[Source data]
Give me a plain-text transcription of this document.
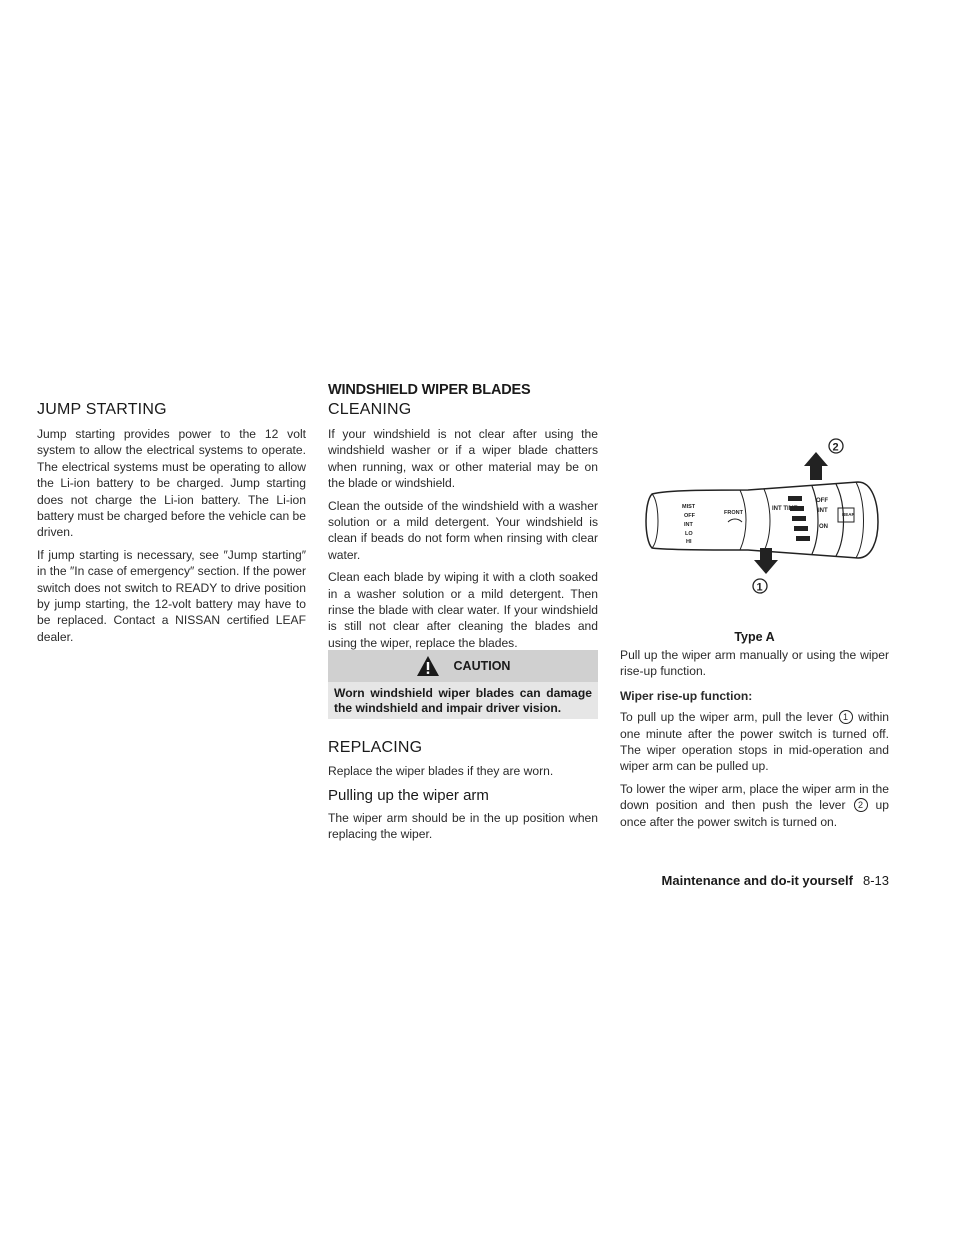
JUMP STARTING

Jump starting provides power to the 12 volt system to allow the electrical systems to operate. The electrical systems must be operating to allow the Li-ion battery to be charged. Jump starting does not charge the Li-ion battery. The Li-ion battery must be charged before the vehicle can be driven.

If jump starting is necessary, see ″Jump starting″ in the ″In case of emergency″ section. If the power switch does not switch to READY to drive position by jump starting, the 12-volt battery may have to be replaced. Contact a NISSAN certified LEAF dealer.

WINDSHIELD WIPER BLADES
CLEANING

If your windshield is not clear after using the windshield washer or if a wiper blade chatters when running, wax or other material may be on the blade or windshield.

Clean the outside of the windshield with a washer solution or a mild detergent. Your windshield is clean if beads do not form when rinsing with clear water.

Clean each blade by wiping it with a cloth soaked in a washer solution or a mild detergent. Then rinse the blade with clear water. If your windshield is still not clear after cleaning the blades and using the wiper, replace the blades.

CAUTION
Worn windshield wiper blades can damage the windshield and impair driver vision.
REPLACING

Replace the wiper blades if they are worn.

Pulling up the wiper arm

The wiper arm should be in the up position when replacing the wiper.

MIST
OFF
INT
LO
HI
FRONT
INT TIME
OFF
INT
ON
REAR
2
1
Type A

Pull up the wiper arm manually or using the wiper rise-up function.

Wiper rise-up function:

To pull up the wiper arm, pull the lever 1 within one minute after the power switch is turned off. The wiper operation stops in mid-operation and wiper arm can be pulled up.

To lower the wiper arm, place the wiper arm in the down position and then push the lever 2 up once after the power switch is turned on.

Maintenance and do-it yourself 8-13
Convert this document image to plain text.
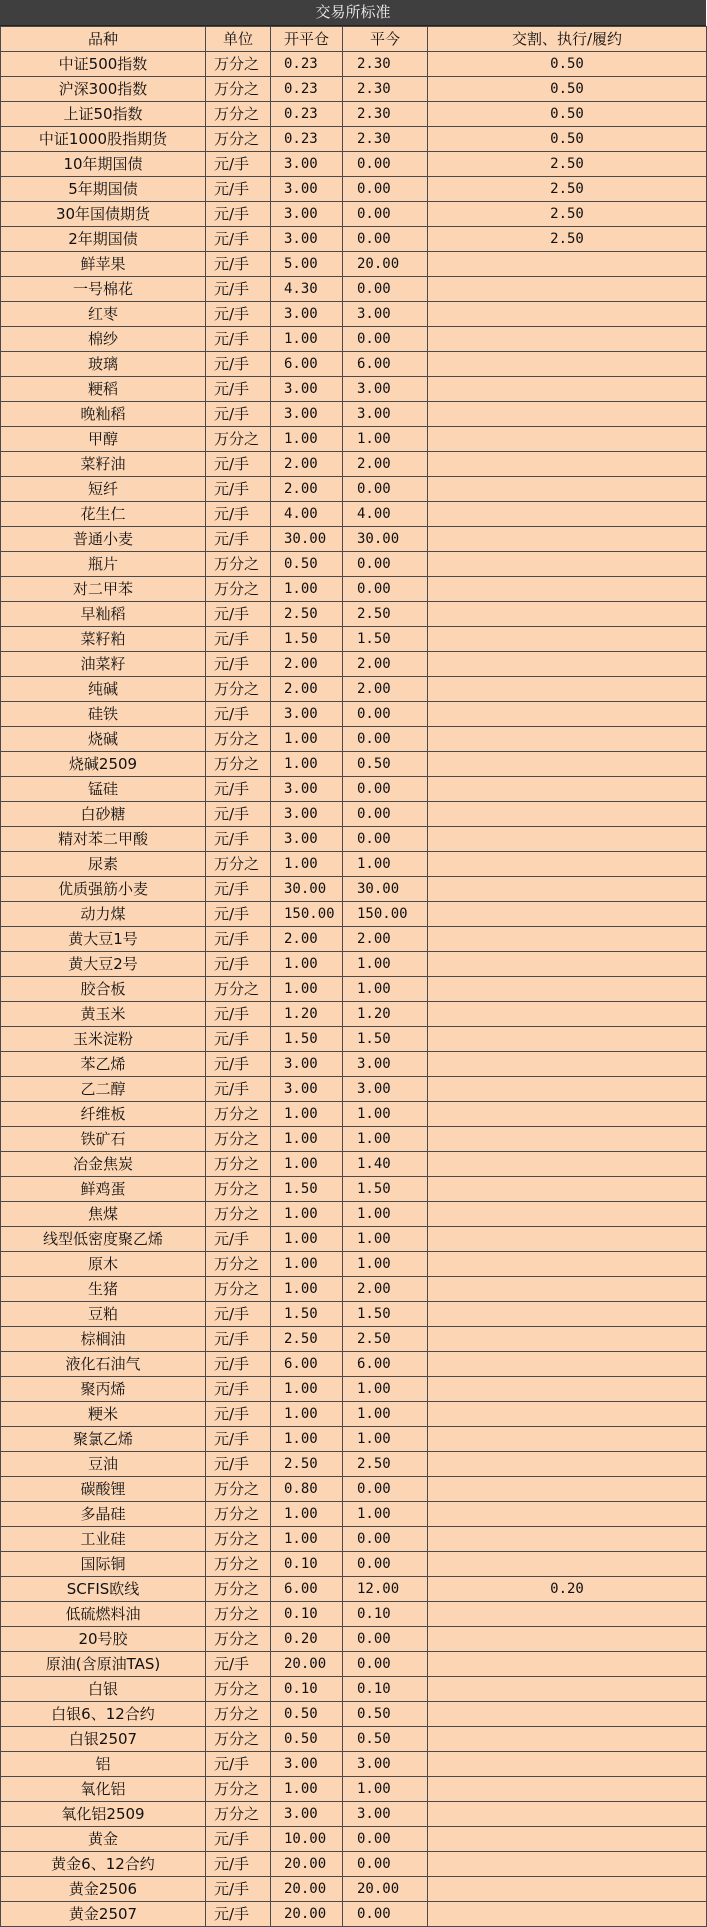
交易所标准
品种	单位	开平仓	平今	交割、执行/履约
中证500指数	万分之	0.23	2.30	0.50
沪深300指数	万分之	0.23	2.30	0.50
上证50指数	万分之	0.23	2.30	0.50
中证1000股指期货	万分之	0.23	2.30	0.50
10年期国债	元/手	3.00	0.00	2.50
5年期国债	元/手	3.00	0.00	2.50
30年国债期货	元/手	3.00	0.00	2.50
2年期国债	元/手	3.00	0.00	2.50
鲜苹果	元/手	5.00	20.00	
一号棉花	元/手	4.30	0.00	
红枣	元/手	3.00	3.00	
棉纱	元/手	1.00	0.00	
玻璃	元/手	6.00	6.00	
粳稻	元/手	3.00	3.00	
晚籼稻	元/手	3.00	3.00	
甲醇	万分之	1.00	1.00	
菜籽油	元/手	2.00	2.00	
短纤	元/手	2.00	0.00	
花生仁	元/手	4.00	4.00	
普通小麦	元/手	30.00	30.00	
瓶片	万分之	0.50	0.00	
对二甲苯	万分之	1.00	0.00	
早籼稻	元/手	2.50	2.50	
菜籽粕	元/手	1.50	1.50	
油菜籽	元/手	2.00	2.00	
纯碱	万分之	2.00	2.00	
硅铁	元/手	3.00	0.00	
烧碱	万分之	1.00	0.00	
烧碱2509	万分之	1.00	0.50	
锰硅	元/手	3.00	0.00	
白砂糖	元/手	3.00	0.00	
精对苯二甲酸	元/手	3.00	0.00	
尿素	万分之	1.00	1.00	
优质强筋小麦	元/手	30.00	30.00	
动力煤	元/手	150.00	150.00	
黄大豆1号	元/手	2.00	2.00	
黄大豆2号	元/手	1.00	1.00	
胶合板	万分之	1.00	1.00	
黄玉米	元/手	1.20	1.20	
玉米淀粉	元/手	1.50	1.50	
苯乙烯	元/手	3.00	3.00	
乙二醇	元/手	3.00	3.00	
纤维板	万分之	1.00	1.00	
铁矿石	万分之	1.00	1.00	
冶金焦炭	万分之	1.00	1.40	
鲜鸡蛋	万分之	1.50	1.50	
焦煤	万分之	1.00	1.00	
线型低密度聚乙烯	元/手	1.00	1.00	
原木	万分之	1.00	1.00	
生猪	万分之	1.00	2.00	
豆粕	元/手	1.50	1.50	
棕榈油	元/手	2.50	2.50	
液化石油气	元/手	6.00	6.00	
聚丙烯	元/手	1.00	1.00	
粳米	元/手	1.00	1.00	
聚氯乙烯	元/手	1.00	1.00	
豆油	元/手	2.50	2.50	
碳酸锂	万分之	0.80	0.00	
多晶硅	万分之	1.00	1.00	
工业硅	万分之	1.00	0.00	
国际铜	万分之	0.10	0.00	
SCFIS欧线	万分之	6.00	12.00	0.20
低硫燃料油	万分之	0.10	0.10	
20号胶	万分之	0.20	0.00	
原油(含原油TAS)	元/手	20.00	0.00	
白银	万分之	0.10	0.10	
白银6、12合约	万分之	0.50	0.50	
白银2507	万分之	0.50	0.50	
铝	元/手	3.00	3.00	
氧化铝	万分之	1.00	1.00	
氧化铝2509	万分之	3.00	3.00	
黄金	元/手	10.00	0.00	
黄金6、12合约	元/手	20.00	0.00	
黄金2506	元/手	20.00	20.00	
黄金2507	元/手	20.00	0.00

Directive:
Gather from the records above every line containing the string "mild".

Exercise response:
Clean the outside of the windshield with a washer solution or a mild detergent. Your windshield is clean if beads do not form when rinsing with clear water.
Clean each blade by wiping it with a cloth soaked in a washer solution or a mild detergent. Then rinse the blade with clear water. If your windshield is still not clear after cleaning the blades and using the wiper, replace the blades.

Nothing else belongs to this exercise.